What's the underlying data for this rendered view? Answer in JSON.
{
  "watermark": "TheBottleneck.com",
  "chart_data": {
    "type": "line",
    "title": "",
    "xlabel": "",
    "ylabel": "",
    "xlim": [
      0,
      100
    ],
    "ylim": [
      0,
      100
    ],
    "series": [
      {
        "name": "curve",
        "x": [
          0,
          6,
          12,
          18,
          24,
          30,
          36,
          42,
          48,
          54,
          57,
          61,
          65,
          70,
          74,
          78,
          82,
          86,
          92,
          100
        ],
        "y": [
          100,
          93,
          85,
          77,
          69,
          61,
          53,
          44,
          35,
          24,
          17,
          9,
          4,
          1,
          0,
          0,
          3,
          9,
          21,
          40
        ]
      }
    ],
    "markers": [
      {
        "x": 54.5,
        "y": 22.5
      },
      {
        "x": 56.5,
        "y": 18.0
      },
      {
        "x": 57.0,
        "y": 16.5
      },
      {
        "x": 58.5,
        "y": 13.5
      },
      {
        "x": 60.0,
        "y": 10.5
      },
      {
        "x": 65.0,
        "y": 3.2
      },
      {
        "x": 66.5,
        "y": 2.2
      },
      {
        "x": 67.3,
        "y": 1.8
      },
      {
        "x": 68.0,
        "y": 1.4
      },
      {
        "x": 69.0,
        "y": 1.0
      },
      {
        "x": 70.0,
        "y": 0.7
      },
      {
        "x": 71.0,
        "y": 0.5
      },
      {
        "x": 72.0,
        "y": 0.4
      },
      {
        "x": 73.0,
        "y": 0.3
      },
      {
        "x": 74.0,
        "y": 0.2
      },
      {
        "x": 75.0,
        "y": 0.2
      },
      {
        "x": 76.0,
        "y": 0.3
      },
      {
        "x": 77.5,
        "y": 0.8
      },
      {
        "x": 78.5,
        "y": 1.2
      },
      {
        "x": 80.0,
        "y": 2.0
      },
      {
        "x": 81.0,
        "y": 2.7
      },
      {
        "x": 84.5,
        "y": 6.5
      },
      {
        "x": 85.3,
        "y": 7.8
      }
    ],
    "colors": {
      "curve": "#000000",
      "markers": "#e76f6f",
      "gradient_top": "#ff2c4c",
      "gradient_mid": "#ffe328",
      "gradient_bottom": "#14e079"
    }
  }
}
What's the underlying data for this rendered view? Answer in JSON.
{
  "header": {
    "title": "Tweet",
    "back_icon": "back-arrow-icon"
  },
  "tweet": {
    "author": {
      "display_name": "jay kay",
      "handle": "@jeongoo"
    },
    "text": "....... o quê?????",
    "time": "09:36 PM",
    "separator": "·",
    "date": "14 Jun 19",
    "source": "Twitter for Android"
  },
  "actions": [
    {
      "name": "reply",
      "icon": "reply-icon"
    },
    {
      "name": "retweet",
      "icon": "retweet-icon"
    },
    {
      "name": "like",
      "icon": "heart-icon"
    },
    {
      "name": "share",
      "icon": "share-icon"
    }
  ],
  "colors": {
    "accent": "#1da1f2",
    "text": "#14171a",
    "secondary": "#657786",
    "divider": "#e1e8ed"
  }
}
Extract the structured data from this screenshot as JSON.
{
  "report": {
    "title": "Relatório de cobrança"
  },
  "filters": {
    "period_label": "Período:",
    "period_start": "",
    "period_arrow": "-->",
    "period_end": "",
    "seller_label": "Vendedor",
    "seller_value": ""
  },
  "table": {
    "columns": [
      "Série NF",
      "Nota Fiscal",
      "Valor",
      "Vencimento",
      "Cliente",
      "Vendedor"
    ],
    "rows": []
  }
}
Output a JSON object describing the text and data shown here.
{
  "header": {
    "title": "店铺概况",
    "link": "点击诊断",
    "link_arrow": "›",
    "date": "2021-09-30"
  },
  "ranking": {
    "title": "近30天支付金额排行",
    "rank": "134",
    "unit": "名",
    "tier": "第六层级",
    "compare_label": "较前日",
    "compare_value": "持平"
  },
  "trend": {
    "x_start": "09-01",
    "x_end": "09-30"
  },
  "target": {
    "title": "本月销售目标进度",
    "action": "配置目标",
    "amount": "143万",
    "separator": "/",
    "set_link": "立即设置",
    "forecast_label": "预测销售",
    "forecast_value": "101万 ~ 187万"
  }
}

## Your objective
Pick out all lines from the data above in which the word "text" appears.

## Exercise response
    "text": "....... o quê?????",
    "text": "#14171a",
Output a JSON object describing the text and data shown here.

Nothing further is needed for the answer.